┌─ Dataset excerpts

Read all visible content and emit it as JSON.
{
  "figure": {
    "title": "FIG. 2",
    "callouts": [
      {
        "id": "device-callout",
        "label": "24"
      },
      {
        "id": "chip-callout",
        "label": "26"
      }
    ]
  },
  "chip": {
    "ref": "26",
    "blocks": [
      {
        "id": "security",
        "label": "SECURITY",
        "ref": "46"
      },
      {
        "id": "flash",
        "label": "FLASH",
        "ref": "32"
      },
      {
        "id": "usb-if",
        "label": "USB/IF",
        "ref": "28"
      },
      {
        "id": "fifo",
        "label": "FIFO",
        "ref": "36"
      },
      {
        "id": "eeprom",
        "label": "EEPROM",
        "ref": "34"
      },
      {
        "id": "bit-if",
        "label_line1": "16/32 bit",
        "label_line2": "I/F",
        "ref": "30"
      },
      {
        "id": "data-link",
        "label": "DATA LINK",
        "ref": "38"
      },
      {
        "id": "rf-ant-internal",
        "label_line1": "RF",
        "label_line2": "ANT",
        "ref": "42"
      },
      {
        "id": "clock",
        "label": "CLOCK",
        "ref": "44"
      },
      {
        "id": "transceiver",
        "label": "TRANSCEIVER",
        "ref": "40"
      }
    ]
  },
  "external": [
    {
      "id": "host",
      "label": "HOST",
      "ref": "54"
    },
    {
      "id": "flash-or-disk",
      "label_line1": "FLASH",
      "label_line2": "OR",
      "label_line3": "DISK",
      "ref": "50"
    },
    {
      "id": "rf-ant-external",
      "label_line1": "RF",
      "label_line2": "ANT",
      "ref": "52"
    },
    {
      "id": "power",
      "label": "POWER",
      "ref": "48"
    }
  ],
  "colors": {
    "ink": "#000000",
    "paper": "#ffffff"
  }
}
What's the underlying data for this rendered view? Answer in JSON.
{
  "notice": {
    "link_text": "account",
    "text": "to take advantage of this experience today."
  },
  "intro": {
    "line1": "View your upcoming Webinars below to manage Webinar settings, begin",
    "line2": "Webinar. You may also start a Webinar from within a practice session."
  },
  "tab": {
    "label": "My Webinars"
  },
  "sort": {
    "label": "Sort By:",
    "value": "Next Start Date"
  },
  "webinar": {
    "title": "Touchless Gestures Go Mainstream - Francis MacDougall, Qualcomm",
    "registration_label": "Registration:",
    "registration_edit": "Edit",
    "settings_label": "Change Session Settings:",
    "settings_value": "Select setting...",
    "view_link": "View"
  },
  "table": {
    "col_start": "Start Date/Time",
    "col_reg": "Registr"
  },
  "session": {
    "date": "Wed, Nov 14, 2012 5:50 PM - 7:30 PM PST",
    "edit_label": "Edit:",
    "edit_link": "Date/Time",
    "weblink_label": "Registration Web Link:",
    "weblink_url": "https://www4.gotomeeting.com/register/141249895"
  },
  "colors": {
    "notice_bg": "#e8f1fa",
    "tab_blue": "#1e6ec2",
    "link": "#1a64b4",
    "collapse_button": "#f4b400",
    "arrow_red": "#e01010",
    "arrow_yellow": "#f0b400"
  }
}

└─

- [Task instructions] The records above are to be copied in full, exactly as written.

- [The response]
Read all visible content and emit it as JSON.
{
  "figure": {
    "title": "FIG. 2",
    "callouts": [
      {
        "id": "device-callout",
        "label": "24"
      },
      {
        "id": "chip-callout",
        "label": "26"
      }
    ]
  },
  "chip": {
    "ref": "26",
    "blocks": [
      {
        "id": "security",
        "label": "SECURITY",
        "ref": "46"
      },
      {
        "id": "flash",
        "label": "FLASH",
        "ref": "32"
      },
      {
        "id": "usb-if",
        "label": "USB/IF",
        "ref": "28"
      },
      {
        "id": "fifo",
        "label": "FIFO",
        "ref": "36"
      },
      {
        "id": "eeprom",
        "label": "EEPROM",
        "ref": "34"
      },
      {
        "id": "bit-if",
        "label_line1": "16/32 bit",
        "label_line2": "I/F",
        "ref": "30"
      },
      {
        "id": "data-link",
        "label": "DATA LINK",
        "ref": "38"
      },
      {
        "id": "rf-ant-internal",
        "label_line1": "RF",
        "label_line2": "ANT",
        "ref": "42"
      },
      {
        "id": "clock",
        "label": "CLOCK",
        "ref": "44"
      },
      {
        "id": "transceiver",
        "label": "TRANSCEIVER",
        "ref": "40"
      }
    ]
  },
  "external": [
    {
      "id": "host",
      "label": "HOST",
      "ref": "54"
    },
    {
      "id": "flash-or-disk",
      "label_line1": "FLASH",
      "label_line2": "OR",
      "label_line3": "DISK",
      "ref": "50"
    },
    {
      "id": "rf-ant-external",
      "label_line1": "RF",
      "label_line2": "ANT",
      "ref": "52"
    },
    {
      "id": "power",
      "label": "POWER",
      "ref": "48"
    }
  ],
  "colors": {
    "ink": "#000000",
    "paper": "#ffffff"
  }
}
What's the underlying data for this rendered view? Answer in JSON.
{
  "notice": {
    "link_text": "account",
    "text": "to take advantage of this experience today."
  },
  "intro": {
    "line1": "View your upcoming Webinars below to manage Webinar settings, begin",
    "line2": "Webinar. You may also start a Webinar from within a practice session."
  },
  "tab": {
    "label": "My Webinars"
  },
  "sort": {
    "label": "Sort By:",
    "value": "Next Start Date"
  },
  "webinar": {
    "title": "Touchless Gestures Go Mainstream - Francis MacDougall, Qualcomm",
    "registration_label": "Registration:",
    "registration_edit": "Edit",
    "settings_label": "Change Session Settings:",
    "settings_value": "Select setting...",
    "view_link": "View"
  },
  "table": {
    "col_start": "Start Date/Time",
    "col_reg": "Registr"
  },
  "session": {
    "date": "Wed, Nov 14, 2012 5:50 PM - 7:30 PM PST",
    "edit_label": "Edit:",
    "edit_link": "Date/Time",
    "weblink_label": "Registration Web Link:",
    "weblink_url": "https://www4.gotomeeting.com/register/141249895"
  },
  "colors": {
    "notice_bg": "#e8f1fa",
    "tab_blue": "#1e6ec2",
    "link": "#1a64b4",
    "collapse_button": "#f4b400",
    "arrow_red": "#e01010",
    "arrow_yellow": "#f0b400"
  }
}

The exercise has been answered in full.